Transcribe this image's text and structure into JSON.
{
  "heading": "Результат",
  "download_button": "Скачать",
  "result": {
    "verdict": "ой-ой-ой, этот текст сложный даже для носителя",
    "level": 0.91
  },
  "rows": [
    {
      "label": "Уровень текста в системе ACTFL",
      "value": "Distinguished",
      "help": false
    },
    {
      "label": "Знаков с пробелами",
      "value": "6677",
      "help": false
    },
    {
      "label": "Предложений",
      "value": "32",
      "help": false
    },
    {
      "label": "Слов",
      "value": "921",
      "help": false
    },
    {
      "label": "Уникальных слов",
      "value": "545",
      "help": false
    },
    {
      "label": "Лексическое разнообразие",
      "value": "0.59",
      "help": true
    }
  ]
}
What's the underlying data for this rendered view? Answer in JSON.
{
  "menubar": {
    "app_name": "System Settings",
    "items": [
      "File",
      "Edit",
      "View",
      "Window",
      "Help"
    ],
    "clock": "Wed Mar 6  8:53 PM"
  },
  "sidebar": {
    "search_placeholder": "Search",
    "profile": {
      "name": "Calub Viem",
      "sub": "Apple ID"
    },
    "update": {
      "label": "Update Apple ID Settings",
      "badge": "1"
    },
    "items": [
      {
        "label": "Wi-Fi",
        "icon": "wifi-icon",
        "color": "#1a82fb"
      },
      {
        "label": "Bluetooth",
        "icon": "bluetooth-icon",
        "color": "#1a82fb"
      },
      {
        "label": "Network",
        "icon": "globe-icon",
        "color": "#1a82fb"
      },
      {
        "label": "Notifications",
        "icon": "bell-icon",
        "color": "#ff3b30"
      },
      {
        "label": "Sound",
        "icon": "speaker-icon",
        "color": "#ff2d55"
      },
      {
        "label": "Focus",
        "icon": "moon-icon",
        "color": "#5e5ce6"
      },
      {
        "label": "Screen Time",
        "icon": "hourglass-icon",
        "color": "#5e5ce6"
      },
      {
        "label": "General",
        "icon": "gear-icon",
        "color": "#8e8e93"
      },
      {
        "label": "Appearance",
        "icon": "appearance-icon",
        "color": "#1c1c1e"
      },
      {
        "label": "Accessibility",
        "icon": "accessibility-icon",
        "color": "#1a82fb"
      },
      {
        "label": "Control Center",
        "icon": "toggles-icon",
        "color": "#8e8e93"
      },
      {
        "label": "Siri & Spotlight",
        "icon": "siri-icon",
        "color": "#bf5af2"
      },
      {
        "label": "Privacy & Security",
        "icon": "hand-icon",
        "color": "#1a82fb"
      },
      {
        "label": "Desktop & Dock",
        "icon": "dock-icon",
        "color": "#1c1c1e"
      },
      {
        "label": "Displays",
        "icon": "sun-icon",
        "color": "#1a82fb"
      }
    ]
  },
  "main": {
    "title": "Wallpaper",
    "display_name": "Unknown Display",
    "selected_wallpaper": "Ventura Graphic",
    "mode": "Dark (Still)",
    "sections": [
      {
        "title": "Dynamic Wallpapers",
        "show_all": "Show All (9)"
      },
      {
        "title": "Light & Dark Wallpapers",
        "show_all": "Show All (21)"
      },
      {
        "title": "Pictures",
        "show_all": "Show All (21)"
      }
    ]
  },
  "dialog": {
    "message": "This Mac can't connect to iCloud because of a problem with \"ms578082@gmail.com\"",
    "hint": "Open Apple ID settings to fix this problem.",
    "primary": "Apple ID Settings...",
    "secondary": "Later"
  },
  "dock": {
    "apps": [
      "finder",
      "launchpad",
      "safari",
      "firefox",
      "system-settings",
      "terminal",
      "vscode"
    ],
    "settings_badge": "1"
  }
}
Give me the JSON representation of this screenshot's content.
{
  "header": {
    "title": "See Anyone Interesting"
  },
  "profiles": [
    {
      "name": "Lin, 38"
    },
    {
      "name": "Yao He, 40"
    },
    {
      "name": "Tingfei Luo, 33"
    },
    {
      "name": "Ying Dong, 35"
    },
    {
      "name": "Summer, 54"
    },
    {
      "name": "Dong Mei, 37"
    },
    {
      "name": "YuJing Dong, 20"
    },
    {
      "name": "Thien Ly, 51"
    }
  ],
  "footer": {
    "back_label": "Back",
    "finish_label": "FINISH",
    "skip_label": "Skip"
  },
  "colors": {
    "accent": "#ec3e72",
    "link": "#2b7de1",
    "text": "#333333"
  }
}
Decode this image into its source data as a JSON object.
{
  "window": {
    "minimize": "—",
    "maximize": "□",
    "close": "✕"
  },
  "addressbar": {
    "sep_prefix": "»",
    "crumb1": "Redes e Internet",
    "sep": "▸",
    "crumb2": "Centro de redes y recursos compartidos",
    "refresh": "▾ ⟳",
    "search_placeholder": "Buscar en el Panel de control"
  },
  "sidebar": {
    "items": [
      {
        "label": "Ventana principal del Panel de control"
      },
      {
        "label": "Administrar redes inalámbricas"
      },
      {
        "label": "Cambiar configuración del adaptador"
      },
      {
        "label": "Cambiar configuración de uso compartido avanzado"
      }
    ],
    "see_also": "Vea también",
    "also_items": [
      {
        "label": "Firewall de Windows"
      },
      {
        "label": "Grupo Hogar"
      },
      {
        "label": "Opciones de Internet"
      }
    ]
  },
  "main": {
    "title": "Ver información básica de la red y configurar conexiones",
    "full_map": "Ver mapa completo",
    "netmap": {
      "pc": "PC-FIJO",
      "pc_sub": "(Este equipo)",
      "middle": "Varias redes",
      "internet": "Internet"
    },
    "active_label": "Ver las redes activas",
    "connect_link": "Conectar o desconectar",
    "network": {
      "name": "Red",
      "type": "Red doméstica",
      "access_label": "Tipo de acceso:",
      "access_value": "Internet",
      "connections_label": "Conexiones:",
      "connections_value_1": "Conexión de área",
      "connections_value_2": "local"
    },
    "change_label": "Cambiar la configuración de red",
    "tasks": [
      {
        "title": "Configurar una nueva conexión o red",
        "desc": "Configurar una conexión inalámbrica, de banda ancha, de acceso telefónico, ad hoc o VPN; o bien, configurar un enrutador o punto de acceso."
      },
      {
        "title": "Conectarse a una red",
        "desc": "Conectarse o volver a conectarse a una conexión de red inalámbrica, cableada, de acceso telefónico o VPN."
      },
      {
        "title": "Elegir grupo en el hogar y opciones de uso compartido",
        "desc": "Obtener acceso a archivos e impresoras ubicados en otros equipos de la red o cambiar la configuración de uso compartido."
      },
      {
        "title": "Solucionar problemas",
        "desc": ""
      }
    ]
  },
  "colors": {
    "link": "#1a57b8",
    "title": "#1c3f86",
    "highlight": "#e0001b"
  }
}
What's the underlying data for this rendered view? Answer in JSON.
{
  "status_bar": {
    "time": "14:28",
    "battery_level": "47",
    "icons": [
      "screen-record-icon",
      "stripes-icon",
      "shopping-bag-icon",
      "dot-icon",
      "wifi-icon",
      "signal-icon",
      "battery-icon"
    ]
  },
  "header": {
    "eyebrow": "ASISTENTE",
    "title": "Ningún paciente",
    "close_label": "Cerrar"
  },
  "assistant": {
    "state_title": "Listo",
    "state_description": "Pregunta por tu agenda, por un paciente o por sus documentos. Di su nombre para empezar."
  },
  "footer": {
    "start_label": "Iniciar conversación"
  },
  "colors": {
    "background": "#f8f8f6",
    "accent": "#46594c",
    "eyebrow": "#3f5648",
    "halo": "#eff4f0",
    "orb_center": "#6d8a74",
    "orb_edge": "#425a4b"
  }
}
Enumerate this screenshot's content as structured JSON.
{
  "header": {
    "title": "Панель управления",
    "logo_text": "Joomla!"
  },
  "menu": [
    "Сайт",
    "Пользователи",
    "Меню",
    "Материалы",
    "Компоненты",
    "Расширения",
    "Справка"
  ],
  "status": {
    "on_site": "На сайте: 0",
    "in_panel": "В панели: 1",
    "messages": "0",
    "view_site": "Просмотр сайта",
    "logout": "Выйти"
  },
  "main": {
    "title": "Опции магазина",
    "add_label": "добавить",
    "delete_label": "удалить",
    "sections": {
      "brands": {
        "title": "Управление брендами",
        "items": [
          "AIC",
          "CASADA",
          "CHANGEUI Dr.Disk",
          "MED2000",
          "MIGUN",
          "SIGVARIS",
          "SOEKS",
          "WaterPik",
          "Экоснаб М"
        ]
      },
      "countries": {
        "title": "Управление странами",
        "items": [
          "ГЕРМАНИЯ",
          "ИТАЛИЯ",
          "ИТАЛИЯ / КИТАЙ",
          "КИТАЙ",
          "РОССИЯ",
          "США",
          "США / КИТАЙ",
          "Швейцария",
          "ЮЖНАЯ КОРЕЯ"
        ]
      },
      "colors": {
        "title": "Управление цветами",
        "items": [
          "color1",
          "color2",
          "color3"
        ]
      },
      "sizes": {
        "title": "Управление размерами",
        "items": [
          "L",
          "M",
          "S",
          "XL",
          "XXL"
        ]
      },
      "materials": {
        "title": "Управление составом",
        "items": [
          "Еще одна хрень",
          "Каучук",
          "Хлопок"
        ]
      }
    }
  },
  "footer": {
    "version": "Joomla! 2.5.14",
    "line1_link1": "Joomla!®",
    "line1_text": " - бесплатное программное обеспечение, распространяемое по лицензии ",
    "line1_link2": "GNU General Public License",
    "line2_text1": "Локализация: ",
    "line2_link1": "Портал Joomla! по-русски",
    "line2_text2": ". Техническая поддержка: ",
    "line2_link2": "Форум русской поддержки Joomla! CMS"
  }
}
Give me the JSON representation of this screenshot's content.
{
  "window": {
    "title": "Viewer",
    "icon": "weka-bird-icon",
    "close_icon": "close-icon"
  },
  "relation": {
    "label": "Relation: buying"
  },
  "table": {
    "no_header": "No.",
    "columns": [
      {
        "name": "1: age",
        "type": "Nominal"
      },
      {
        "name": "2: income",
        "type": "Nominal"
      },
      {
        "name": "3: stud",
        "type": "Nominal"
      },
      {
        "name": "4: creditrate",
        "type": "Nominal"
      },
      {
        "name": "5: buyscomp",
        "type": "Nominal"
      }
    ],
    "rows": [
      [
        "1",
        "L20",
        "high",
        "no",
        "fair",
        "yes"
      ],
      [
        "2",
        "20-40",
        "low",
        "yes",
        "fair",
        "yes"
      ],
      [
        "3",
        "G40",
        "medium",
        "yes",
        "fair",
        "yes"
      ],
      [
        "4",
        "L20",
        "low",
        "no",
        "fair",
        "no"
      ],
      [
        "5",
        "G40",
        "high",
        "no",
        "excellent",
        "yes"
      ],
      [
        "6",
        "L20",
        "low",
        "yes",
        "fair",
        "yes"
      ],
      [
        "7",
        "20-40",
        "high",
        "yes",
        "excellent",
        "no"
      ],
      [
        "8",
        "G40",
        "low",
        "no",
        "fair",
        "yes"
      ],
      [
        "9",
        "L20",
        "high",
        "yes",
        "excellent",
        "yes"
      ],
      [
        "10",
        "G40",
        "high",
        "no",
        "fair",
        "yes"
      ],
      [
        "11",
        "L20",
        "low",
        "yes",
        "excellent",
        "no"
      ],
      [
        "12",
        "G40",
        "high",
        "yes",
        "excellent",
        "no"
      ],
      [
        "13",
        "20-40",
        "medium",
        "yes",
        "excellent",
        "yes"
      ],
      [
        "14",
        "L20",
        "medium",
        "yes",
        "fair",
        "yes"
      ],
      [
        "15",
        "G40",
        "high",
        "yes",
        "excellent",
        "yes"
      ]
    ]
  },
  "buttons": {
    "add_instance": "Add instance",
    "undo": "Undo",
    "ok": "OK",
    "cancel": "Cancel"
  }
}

*-*-*

### REQUIREMENTS
Scan the records for the string "Apple". Copy each line in which it appears.

### TASK ANSWER
      "sub": "Apple ID"
      "label": "Update Apple ID Settings",
    "hint": "Open Apple ID settings to fix this problem.",
    "primary": "Apple ID Settings...",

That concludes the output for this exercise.